Leave out the pictures, then reproduce the rest of the material exactly.
** start **
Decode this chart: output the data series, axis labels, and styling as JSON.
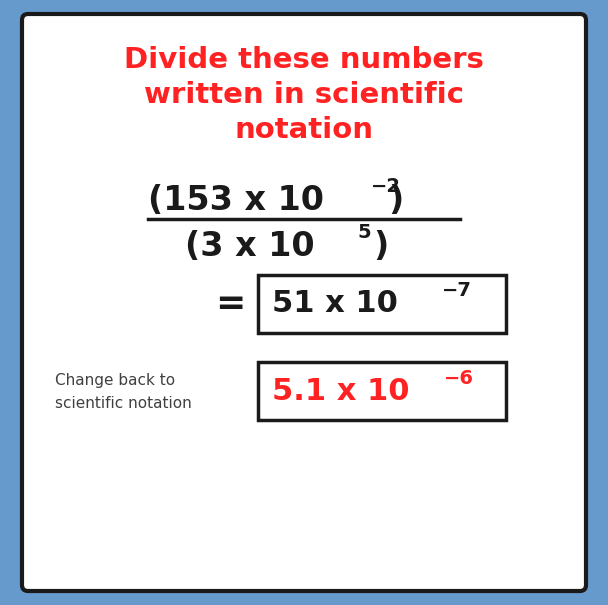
{
  "bg_color": "#6699cc",
  "card_color": "#ffffff",
  "card_border_color": "#1a1a1a",
  "title_line1": "Divide these numbers",
  "title_line2": "written in scientific",
  "title_line3": "notation",
  "title_color": "#ff2222",
  "fraction_color": "#1a1a1a",
  "result_color": "#1a1a1a",
  "final_color": "#ff2222",
  "label_color": "#404040",
  "box_border_color": "#1a1a1a"
}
** end **
- _Solution for this task_:
Decode this chart: output the data series, axis labels, and styling as JSON.
{
  "bg_color": "#6699cc",
  "card_color": "#ffffff",
  "card_border_color": "#1a1a1a",
  "title_line1": "Divide these numbers",
  "title_line2": "written in scientific",
  "title_line3": "notation",
  "title_color": "#ff2222",
  "fraction_color": "#1a1a1a",
  "result_color": "#1a1a1a",
  "final_color": "#ff2222",
  "label_color": "#404040",
  "box_border_color": "#1a1a1a"
}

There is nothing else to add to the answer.